Stored data:
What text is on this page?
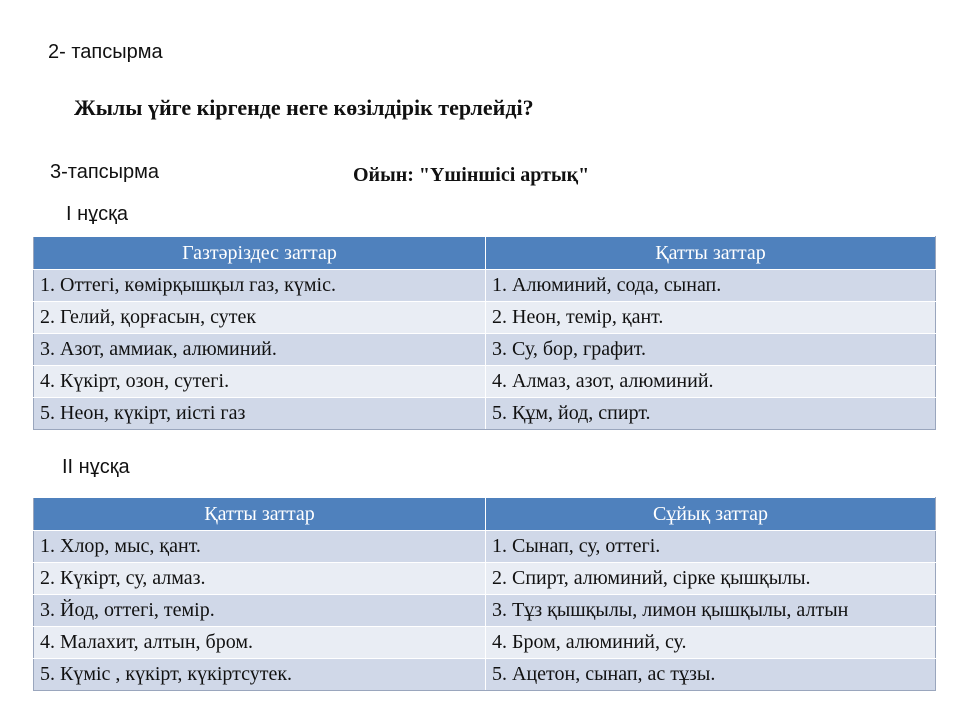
2- тапсырма
Жылы үйге кіргенде неге көзілдірік терлейді?
3-тапсырма	Ойын: "Үшіншісі артық"
І нұсқа
Газтәріздес заттар	Қатты заттар
1. Оттегі, көмірқышқыл газ, күміс.	1. Алюминий, сода, сынап.
2. Гелий, қорғасын, сутек	2. Неон, темір, қант.
3. Азот, аммиак, алюминий.	3. Су, бор, графит.
4. Күкірт, озон, сутегі.	4. Алмаз, азот, алюминий.
5. Неон, күкірт, иісті газ	5. Құм, йод, спирт.
ІІ нұсқа
Қатты заттар	Сұйық заттар
1. Хлор, мыс, қант.	1. Сынап, су, оттегі.
2. Күкірт, су, алмаз.	2. Спирт, алюминий, сірке қышқылы.
3. Йод, оттегі, темір.	3. Тұз қышқылы, лимон қышқылы, алтын
4. Малахит, алтын, бром.	4. Бром, алюминий, су.
5. Күміс , күкірт, күкіртсутек.	5. Ацетон, сынап, ас тұзы.
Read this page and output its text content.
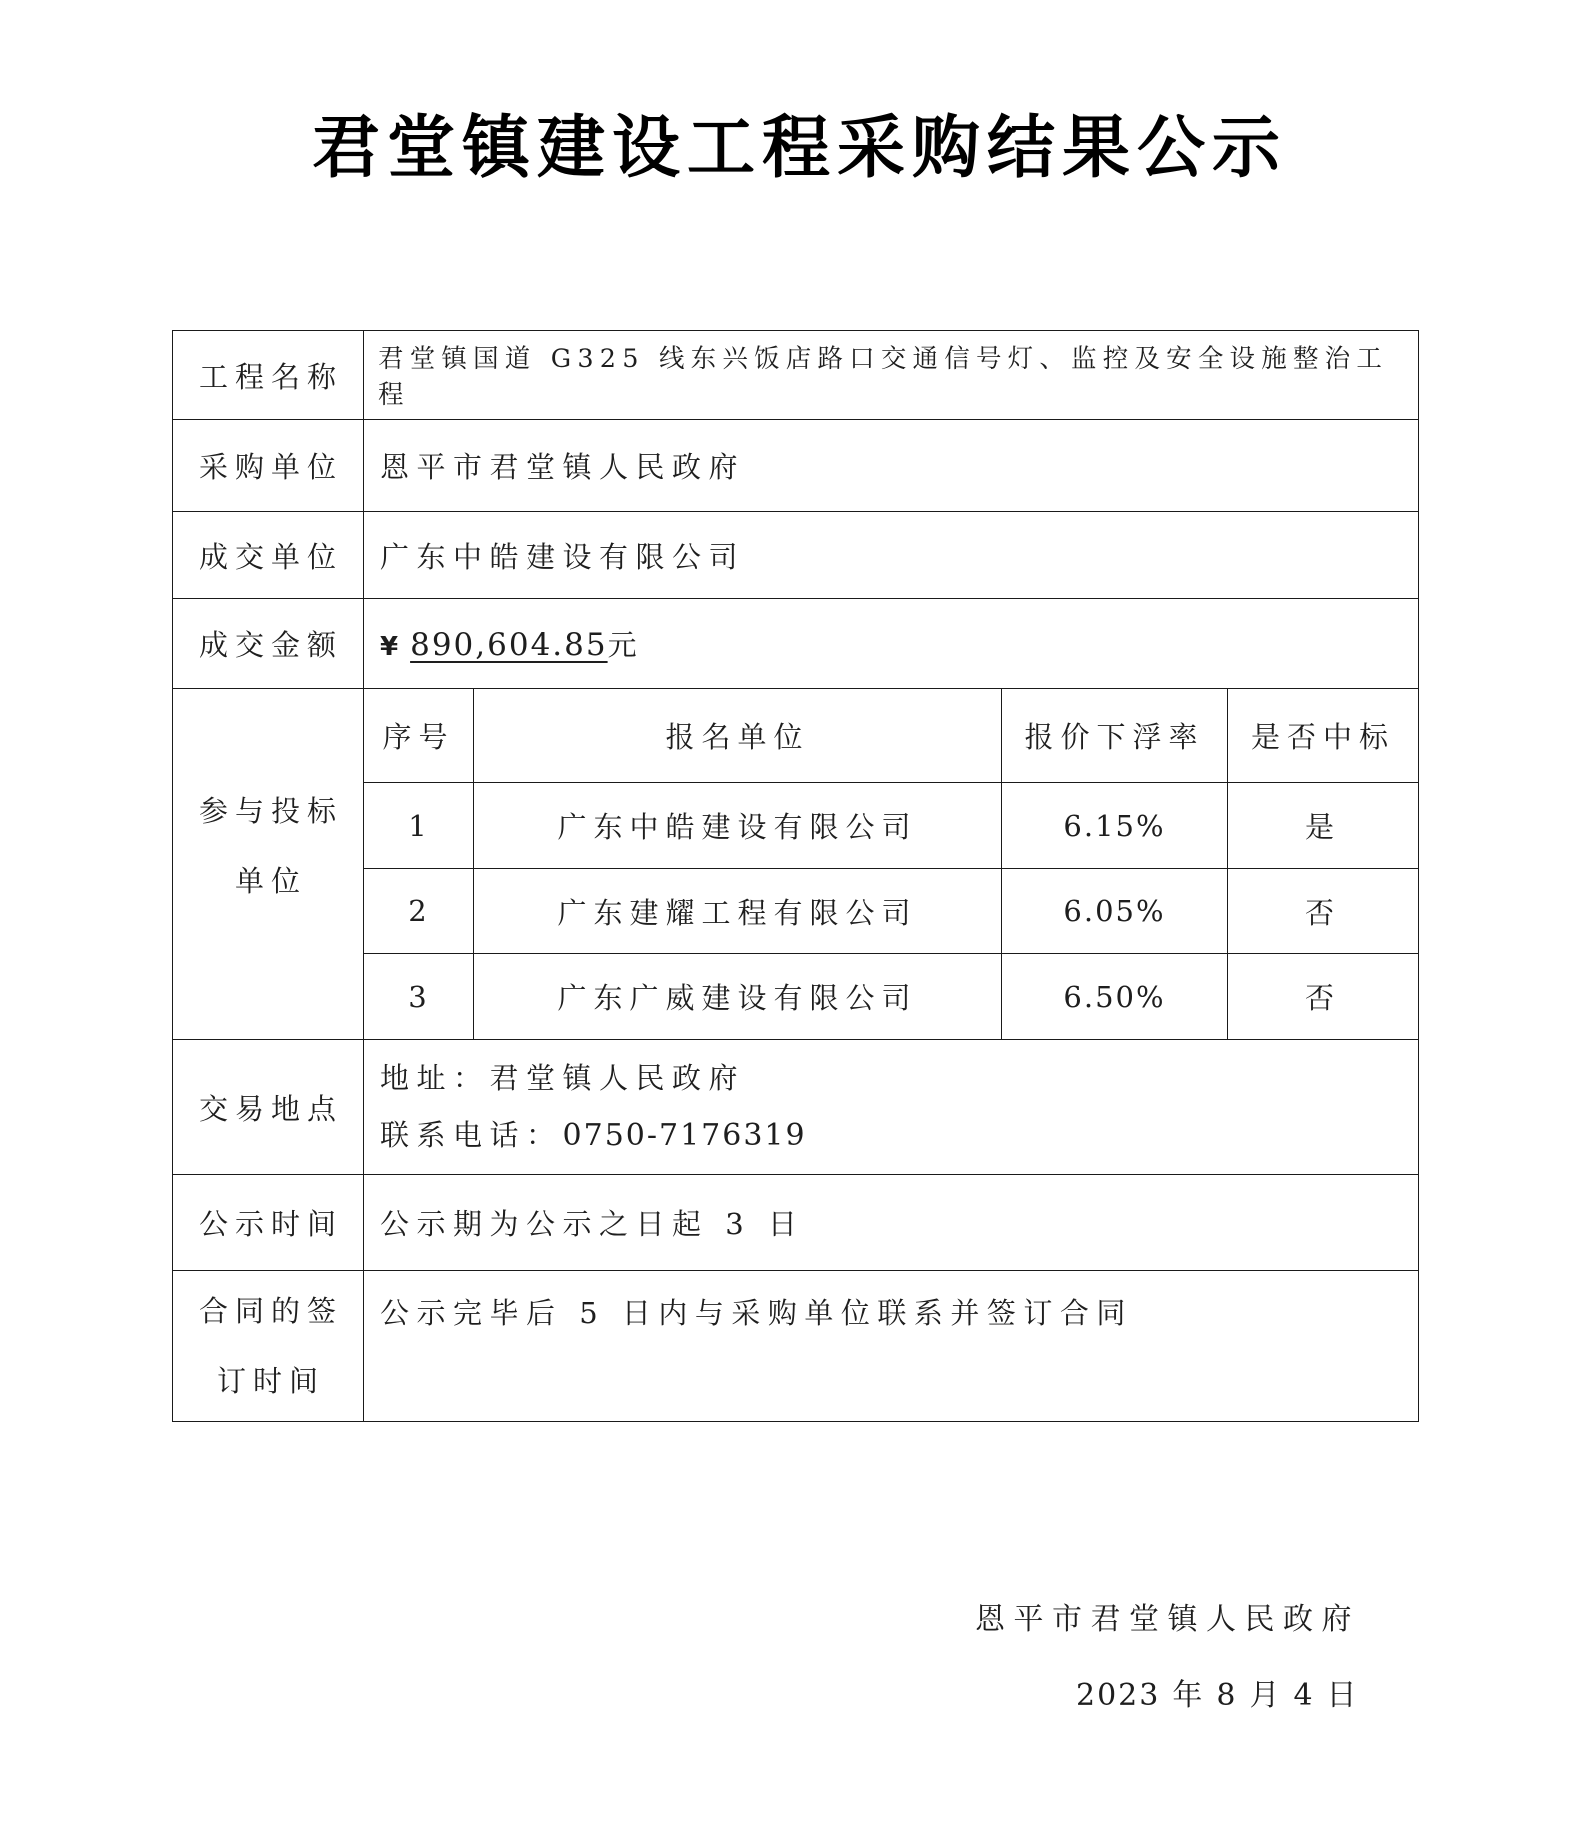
君堂镇建设工程采购结果公示
工程名称	君堂镇国道 G325 线东兴饭店路口交通信号灯、监控及安全设施整治工程			
采购单位	恩平市君堂镇人民政府			
成交单位	广东中皓建设有限公司			
成交金额	¥ 890,604.85元			

参与投标
单位	序号	报名单位	报价下浮率	是否中标
	1	广东中皓建设有限公司	6.15%	是
	2	广东建耀工程有限公司	6.05%	否
	3	广东广威建设有限公司	6.50%	否
交易地点	地址：君堂镇人民政府
联系电话：0750-7176319			

公示时间	公示期为公示之日起 3 日			

合同的签
订时间	公示完毕后 5 日内与采购单位联系并签订合同			
恩平市君堂镇人民政府
2023 年 8 月 4 日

Do this:
Reproduce the whole listing exactly, but not the images in it.

Solved problem:
What text is on this page?
2- тапсырма
Жылы үйге кіргенде неге көзілдірік терлейді?
3-тапсырма	Ойын: "Үшіншісі артық"
І нұсқа
Газтәріздес заттар	Қатты заттар
1. Оттегі, көмірқышқыл газ, күміс.	1. Алюминий, сода, сынап.
2. Гелий, қорғасын, сутек	2. Неон, темір, қант.
3. Азот, аммиак, алюминий.	3. Су, бор, графит.
4. Күкірт, озон, сутегі.	4. Алмаз, азот, алюминий.
5. Неон, күкірт, иісті газ	5. Құм, йод, спирт.
ІІ нұсқа
Қатты заттар	Сұйық заттар
1. Хлор, мыс, қант.	1. Сынап, су, оттегі.
2. Күкірт, су, алмаз.	2. Спирт, алюминий, сірке қышқылы.
3. Йод, оттегі, темір.	3. Тұз қышқылы, лимон қышқылы, алтын
4. Малахит, алтын, бром.	4. Бром, алюминий, су.
5. Күміс , күкірт, күкіртсутек.	5. Ацетон, сынап, ас тұзы.
Read this page and output its text content.
君堂镇建设工程采购结果公示
工程名称	君堂镇国道 G325 线东兴饭店路口交通信号灯、监控及安全设施整治工程			
采购单位	恩平市君堂镇人民政府			
成交单位	广东中皓建设有限公司			
成交金额	¥ 890,604.85元			

参与投标
单位	序号	报名单位	报价下浮率	是否中标
	1	广东中皓建设有限公司	6.15%	是
	2	广东建耀工程有限公司	6.05%	否
	3	广东广威建设有限公司	6.50%	否
交易地点	地址：君堂镇人民政府
联系电话：0750-7176319			

公示时间	公示期为公示之日起 3 日			

合同的签
订时间	公示完毕后 5 日内与采购单位联系并签订合同			
恩平市君堂镇人民政府
2023 年 8 月 4 日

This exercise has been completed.